'''
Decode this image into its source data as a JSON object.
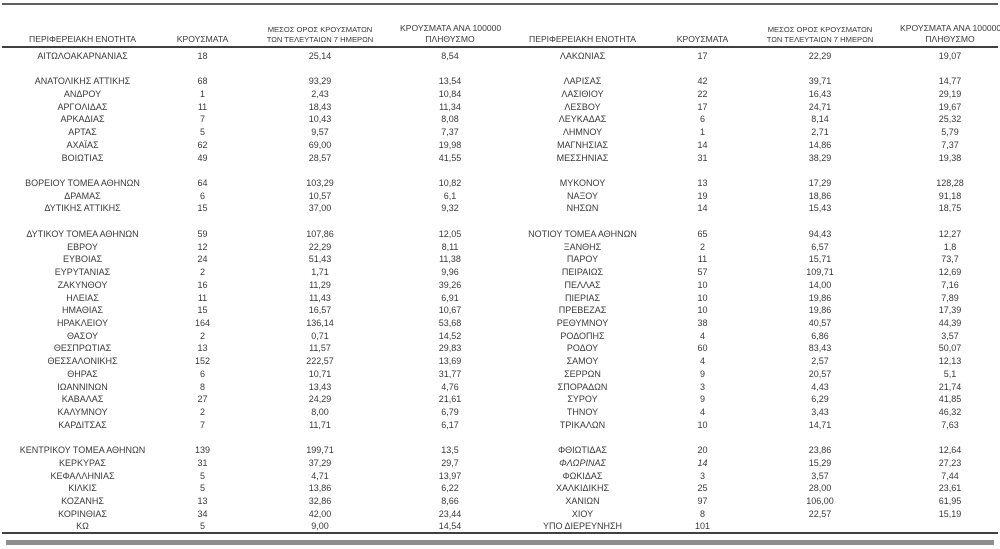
{
  "header": {
    "region": "ΠΕΡΙΦΕΡΕΙΑΚΗ ΕΝΟΤΗΤΑ",
    "cases": "ΚΡΟΥΣΜΑΤΑ",
    "avg_line1": "ΜΕΣΟΣ ΟΡΟΣ ΚΡΟΥΣΜΑΤΩΝ",
    "avg_line2": "ΤΩΝ ΤΕΛΕΥΤΑΙΩΝ 7 ΗΜΕΡΩΝ",
    "per100k_line1": "ΚΡΟΥΣΜΑΤΑ ΑΝΑ 100000",
    "per100k_line2": "ΠΛΗΘΥΣΜΟ"
  },
  "colors": {
    "text": "#3a3a3a",
    "rule_dark": "#404040",
    "rule_medium": "#5f5f5f",
    "rule_gray": "#8f8f8f",
    "background": "#ffffff"
  },
  "table": {
    "left_rows": [
      {
        "name": "ΑΙΤΩΛΟΑΚΑΡΝΑΝΙΑΣ",
        "cases": "18",
        "avg": "25,14",
        "per100k": "8,54"
      },
      "gap",
      {
        "name": "ΑΝΑΤΟΛΙΚΗΣ ΑΤΤΙΚΗΣ",
        "cases": "68",
        "avg": "93,29",
        "per100k": "13,54"
      },
      {
        "name": "ΑΝΔΡΟΥ",
        "cases": "1",
        "avg": "2,43",
        "per100k": "10,84"
      },
      {
        "name": "ΑΡΓΟΛΙΔΑΣ",
        "cases": "11",
        "avg": "18,43",
        "per100k": "11,34"
      },
      {
        "name": "ΑΡΚΑΔΙΑΣ",
        "cases": "7",
        "avg": "10,43",
        "per100k": "8,08"
      },
      {
        "name": "ΑΡΤΑΣ",
        "cases": "5",
        "avg": "9,57",
        "per100k": "7,37"
      },
      {
        "name": "ΑΧΑΪΑΣ",
        "cases": "62",
        "avg": "69,00",
        "per100k": "19,98"
      },
      {
        "name": "ΒΟΙΩΤΙΑΣ",
        "cases": "49",
        "avg": "28,57",
        "per100k": "41,55"
      },
      "gap",
      {
        "name": "ΒΟΡΕΙΟΥ ΤΟΜΕΑ ΑΘΗΝΩΝ",
        "cases": "64",
        "avg": "103,29",
        "per100k": "10,82"
      },
      {
        "name": "ΔΡΑΜΑΣ",
        "cases": "6",
        "avg": "10,57",
        "per100k": "6,1"
      },
      {
        "name": "ΔΥΤΙΚΗΣ ΑΤΤΙΚΗΣ",
        "cases": "15",
        "avg": "37,00",
        "per100k": "9,32"
      },
      "gap",
      {
        "name": "ΔΥΤΙΚΟΥ ΤΟΜΕΑ ΑΘΗΝΩΝ",
        "cases": "59",
        "avg": "107,86",
        "per100k": "12,05"
      },
      {
        "name": "ΕΒΡΟΥ",
        "cases": "12",
        "avg": "22,29",
        "per100k": "8,11"
      },
      {
        "name": "ΕΥΒΟΙΑΣ",
        "cases": "24",
        "avg": "51,43",
        "per100k": "11,38"
      },
      {
        "name": "ΕΥΡΥΤΑΝΙΑΣ",
        "cases": "2",
        "avg": "1,71",
        "per100k": "9,96"
      },
      {
        "name": "ΖΑΚΥΝΘΟΥ",
        "cases": "16",
        "avg": "11,29",
        "per100k": "39,26"
      },
      {
        "name": "ΗΛΕΙΑΣ",
        "cases": "11",
        "avg": "11,43",
        "per100k": "6,91"
      },
      {
        "name": "ΗΜΑΘΙΑΣ",
        "cases": "15",
        "avg": "16,57",
        "per100k": "10,67"
      },
      {
        "name": "ΗΡΑΚΛΕΙΟΥ",
        "cases": "164",
        "avg": "136,14",
        "per100k": "53,68"
      },
      {
        "name": "ΘΑΣΟΥ",
        "cases": "2",
        "avg": "0,71",
        "per100k": "14,52"
      },
      {
        "name": "ΘΕΣΠΡΩΤΙΑΣ",
        "cases": "13",
        "avg": "11,57",
        "per100k": "29,83"
      },
      {
        "name": "ΘΕΣΣΑΛΟΝΙΚΗΣ",
        "cases": "152",
        "avg": "222,57",
        "per100k": "13,69"
      },
      {
        "name": "ΘΗΡΑΣ",
        "cases": "6",
        "avg": "10,71",
        "per100k": "31,77"
      },
      {
        "name": "ΙΩΑΝΝΙΝΩΝ",
        "cases": "8",
        "avg": "13,43",
        "per100k": "4,76"
      },
      {
        "name": "ΚΑΒΑΛΑΣ",
        "cases": "27",
        "avg": "24,29",
        "per100k": "21,61"
      },
      {
        "name": "ΚΑΛΥΜΝΟΥ",
        "cases": "2",
        "avg": "8,00",
        "per100k": "6,79"
      },
      {
        "name": "ΚΑΡΔΙΤΣΑΣ",
        "cases": "7",
        "avg": "11,71",
        "per100k": "6,17"
      },
      "gap",
      {
        "name": "ΚΕΝΤΡΙΚΟΥ ΤΟΜΕΑ ΑΘΗΝΩΝ",
        "cases": "139",
        "avg": "199,71",
        "per100k": "13,5"
      },
      {
        "name": "ΚΕΡΚΥΡΑΣ",
        "cases": "31",
        "avg": "37,29",
        "per100k": "29,7"
      },
      {
        "name": "ΚΕΦΑΛΛΗΝΙΑΣ",
        "cases": "5",
        "avg": "4,71",
        "per100k": "13,97"
      },
      {
        "name": "ΚΙΛΚΙΣ",
        "cases": "5",
        "avg": "13,86",
        "per100k": "6,22"
      },
      {
        "name": "ΚΟΖΑΝΗΣ",
        "cases": "13",
        "avg": "32,86",
        "per100k": "8,66"
      },
      {
        "name": "ΚΟΡΙΝΘΙΑΣ",
        "cases": "34",
        "avg": "42,00",
        "per100k": "23,44"
      },
      {
        "name": "ΚΩ",
        "cases": "5",
        "avg": "9,00",
        "per100k": "14,54"
      }
    ],
    "right_rows": [
      {
        "name": "ΛΑΚΩΝΙΑΣ",
        "cases": "17",
        "avg": "22,29",
        "per100k": "19,07"
      },
      "gap",
      {
        "name": "ΛΑΡΙΣΑΣ",
        "cases": "42",
        "avg": "39,71",
        "per100k": "14,77"
      },
      {
        "name": "ΛΑΣΙΘΙΟΥ",
        "cases": "22",
        "avg": "16,43",
        "per100k": "29,19"
      },
      {
        "name": "ΛΕΣΒΟΥ",
        "cases": "17",
        "avg": "24,71",
        "per100k": "19,67"
      },
      {
        "name": "ΛΕΥΚΑΔΑΣ",
        "cases": "6",
        "avg": "8,14",
        "per100k": "25,32"
      },
      {
        "name": "ΛΗΜΝΟΥ",
        "cases": "1",
        "avg": "2,71",
        "per100k": "5,79"
      },
      {
        "name": "ΜΑΓΝΗΣΙΑΣ",
        "cases": "14",
        "avg": "14,86",
        "per100k": "7,37"
      },
      {
        "name": "ΜΕΣΣΗΝΙΑΣ",
        "cases": "31",
        "avg": "38,29",
        "per100k": "19,38"
      },
      "gap",
      {
        "name": "ΜΥΚΟΝΟΥ",
        "cases": "13",
        "avg": "17,29",
        "per100k": "128,28"
      },
      {
        "name": "ΝΑΞΟΥ",
        "cases": "19",
        "avg": "18,86",
        "per100k": "91,18"
      },
      {
        "name": "ΝΗΣΩΝ",
        "cases": "14",
        "avg": "15,43",
        "per100k": "18,75"
      },
      "gap",
      {
        "name": "ΝΟΤΙΟΥ ΤΟΜΕΑ ΑΘΗΝΩΝ",
        "cases": "65",
        "avg": "94,43",
        "per100k": "12,27"
      },
      {
        "name": "ΞΑΝΘΗΣ",
        "cases": "2",
        "avg": "6,57",
        "per100k": "1,8"
      },
      {
        "name": "ΠΑΡΟΥ",
        "cases": "11",
        "avg": "15,71",
        "per100k": "73,7"
      },
      {
        "name": "ΠΕΙΡΑΙΩΣ",
        "cases": "57",
        "avg": "109,71",
        "per100k": "12,69"
      },
      {
        "name": "ΠΕΛΛΑΣ",
        "cases": "10",
        "avg": "14,00",
        "per100k": "7,16"
      },
      {
        "name": "ΠΙΕΡΙΑΣ",
        "cases": "10",
        "avg": "19,86",
        "per100k": "7,89"
      },
      {
        "name": "ΠΡΕΒΕΖΑΣ",
        "cases": "10",
        "avg": "19,86",
        "per100k": "17,39"
      },
      {
        "name": "ΡΕΘΥΜΝΟΥ",
        "cases": "38",
        "avg": "40,57",
        "per100k": "44,39"
      },
      {
        "name": "ΡΟΔΟΠΗΣ",
        "cases": "4",
        "avg": "6,86",
        "per100k": "3,57"
      },
      {
        "name": "ΡΟΔΟΥ",
        "cases": "60",
        "avg": "83,43",
        "per100k": "50,07"
      },
      {
        "name": "ΣΑΜΟΥ",
        "cases": "4",
        "avg": "2,57",
        "per100k": "12,13"
      },
      {
        "name": "ΣΕΡΡΩΝ",
        "cases": "9",
        "avg": "20,57",
        "per100k": "5,1"
      },
      {
        "name": "ΣΠΟΡΑΔΩΝ",
        "cases": "3",
        "avg": "4,43",
        "per100k": "21,74"
      },
      {
        "name": "ΣΥΡΟΥ",
        "cases": "9",
        "avg": "6,29",
        "per100k": "41,85"
      },
      {
        "name": "ΤΗΝΟΥ",
        "cases": "4",
        "avg": "3,43",
        "per100k": "46,32"
      },
      {
        "name": "ΤΡΙΚΑΛΩΝ",
        "cases": "10",
        "avg": "14,71",
        "per100k": "7,63"
      },
      "gap",
      {
        "name": "ΦΘΙΩΤΙΔΑΣ",
        "cases": "20",
        "avg": "23,86",
        "per100k": "12,64"
      },
      {
        "name": "ΦΛΩΡΙΝΑΣ",
        "cases": "14",
        "avg": "15,29",
        "per100k": "27,23",
        "italic": true
      },
      {
        "name": "ΦΩΚΙΔΑΣ",
        "cases": "3",
        "avg": "3,57",
        "per100k": "7,44"
      },
      {
        "name": "ΧΑΛΚΙΔΙΚΗΣ",
        "cases": "25",
        "avg": "28,00",
        "per100k": "23,61"
      },
      {
        "name": "ΧΑΝΙΩΝ",
        "cases": "97",
        "avg": "106,00",
        "per100k": "61,95"
      },
      {
        "name": "ΧΙΟΥ",
        "cases": "8",
        "avg": "22,57",
        "per100k": "15,19"
      },
      {
        "name": "ΥΠΟ ΔΙΕΡΕΥΝΗΣΗ",
        "cases": "101",
        "avg": "",
        "per100k": ""
      }
    ]
  }
}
'''
Check each line above for the string "ΤΟΜΕΑ", then copy the ones that have it.

RESULT OF THIS TASK:
        "name": "ΒΟΡΕΙΟΥ ΤΟΜΕΑ ΑΘΗΝΩΝ",
        "name": "ΔΥΤΙΚΟΥ ΤΟΜΕΑ ΑΘΗΝΩΝ",
        "name": "ΚΕΝΤΡΙΚΟΥ ΤΟΜΕΑ ΑΘΗΝΩΝ",
        "name": "ΝΟΤΙΟΥ ΤΟΜΕΑ ΑΘΗΝΩΝ",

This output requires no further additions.